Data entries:
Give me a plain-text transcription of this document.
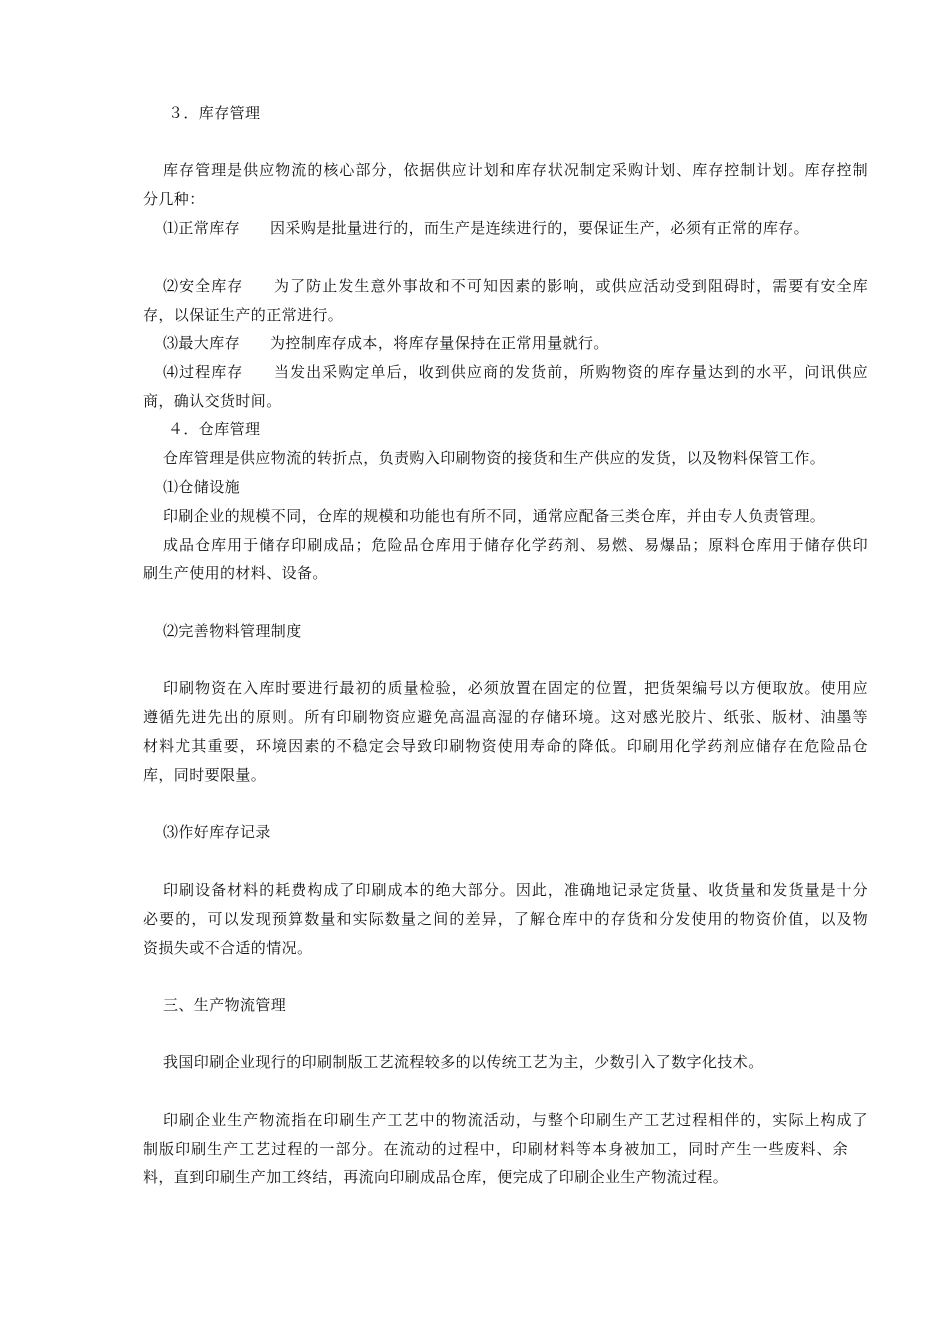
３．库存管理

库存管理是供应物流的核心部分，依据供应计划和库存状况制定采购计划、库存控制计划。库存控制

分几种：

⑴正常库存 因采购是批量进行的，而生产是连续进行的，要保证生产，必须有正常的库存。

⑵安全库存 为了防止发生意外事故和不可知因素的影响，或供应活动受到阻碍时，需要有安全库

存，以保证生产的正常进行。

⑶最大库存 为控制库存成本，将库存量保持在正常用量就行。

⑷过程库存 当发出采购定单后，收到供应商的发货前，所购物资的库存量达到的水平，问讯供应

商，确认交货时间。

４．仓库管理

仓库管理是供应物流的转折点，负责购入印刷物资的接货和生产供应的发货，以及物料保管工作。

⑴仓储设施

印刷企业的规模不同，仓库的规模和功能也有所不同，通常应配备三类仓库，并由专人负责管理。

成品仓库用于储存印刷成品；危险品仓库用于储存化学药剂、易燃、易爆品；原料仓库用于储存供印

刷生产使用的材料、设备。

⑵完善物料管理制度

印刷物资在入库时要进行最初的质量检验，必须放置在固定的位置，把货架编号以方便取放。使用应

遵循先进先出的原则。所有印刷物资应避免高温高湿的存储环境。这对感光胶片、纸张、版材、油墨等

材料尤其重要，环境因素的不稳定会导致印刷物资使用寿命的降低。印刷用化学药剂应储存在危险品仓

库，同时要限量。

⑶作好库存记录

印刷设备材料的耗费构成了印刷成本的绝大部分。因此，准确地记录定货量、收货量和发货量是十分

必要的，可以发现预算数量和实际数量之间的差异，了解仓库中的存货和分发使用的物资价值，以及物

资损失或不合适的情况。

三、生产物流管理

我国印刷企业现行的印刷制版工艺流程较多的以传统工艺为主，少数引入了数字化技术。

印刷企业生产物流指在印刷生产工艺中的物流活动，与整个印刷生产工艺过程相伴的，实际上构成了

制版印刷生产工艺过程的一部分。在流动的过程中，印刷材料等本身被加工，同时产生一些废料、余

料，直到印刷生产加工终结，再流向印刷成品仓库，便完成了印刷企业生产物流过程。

--

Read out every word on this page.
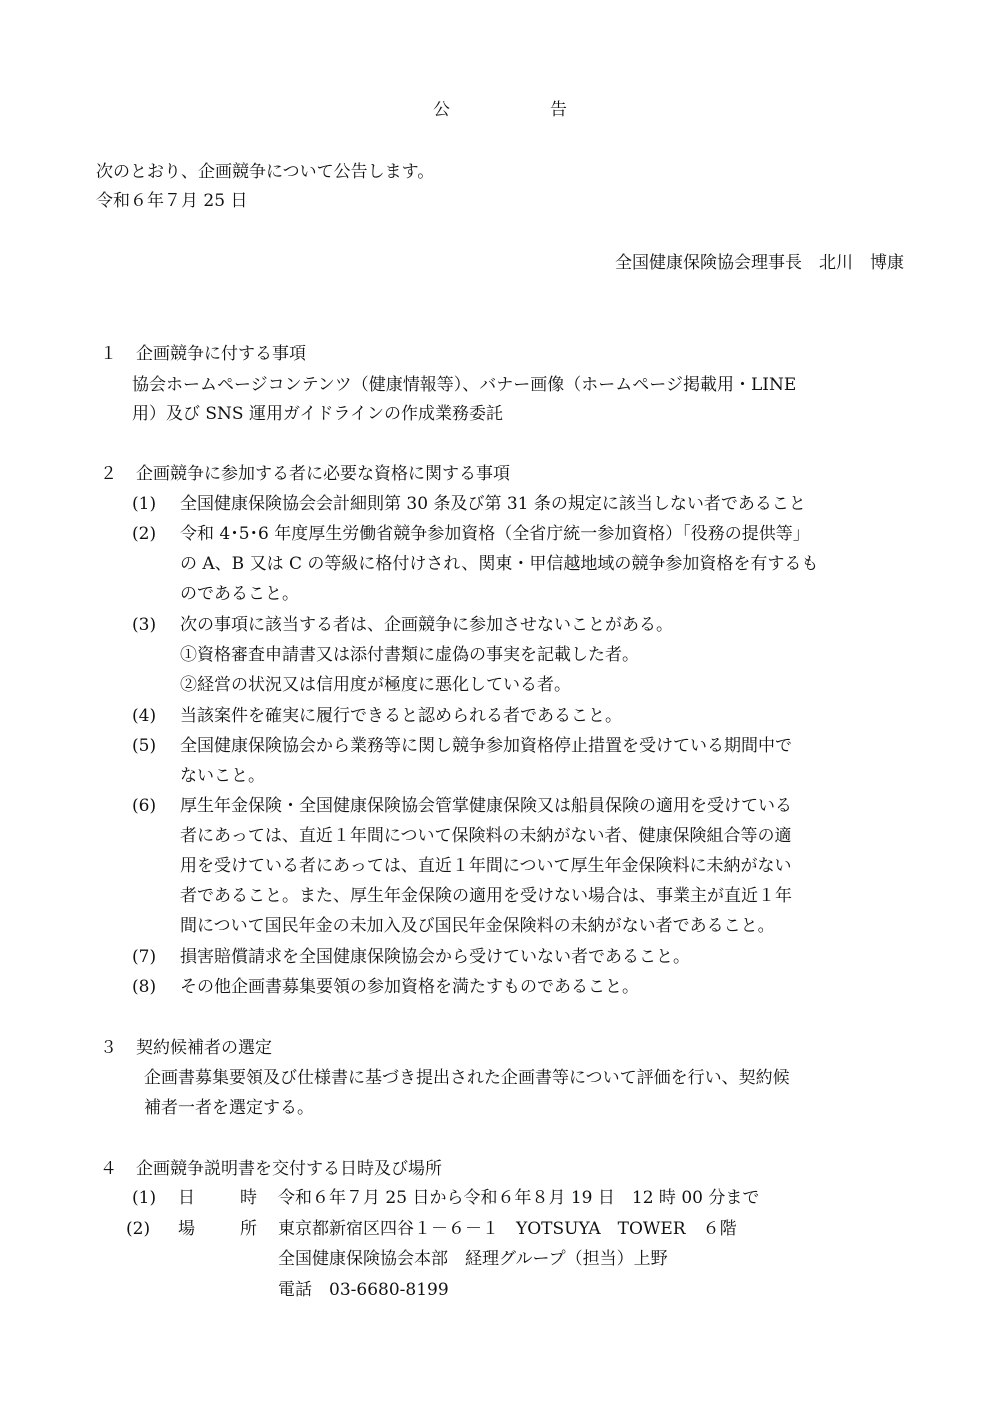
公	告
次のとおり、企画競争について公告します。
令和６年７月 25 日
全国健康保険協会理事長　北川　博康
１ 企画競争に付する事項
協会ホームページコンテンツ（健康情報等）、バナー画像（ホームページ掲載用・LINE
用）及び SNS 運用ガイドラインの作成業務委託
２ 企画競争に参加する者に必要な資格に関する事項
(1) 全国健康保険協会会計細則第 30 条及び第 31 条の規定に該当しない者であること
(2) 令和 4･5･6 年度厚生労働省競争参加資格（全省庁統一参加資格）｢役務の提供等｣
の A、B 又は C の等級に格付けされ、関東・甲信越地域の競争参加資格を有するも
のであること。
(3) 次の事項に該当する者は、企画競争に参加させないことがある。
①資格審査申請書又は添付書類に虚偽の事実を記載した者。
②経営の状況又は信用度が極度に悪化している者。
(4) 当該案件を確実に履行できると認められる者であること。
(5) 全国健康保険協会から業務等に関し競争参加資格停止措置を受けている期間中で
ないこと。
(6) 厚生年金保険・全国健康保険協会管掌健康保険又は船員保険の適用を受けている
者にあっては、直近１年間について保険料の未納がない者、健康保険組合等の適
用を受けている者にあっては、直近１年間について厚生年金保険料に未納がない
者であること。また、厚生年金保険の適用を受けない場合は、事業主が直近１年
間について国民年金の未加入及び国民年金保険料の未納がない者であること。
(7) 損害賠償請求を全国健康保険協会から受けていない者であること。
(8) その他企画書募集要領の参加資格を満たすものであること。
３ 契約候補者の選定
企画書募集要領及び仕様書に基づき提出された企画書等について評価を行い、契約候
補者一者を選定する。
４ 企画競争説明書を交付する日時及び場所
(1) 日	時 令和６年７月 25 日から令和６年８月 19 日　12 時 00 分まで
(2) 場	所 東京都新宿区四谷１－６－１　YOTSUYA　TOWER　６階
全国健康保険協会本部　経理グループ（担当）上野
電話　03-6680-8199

- _Aim_
Filter the records above for lines containing the word "this", and copy those lines.

- _Full solution_
Give me a plain-text transcription of this document.
Read out every word on this page.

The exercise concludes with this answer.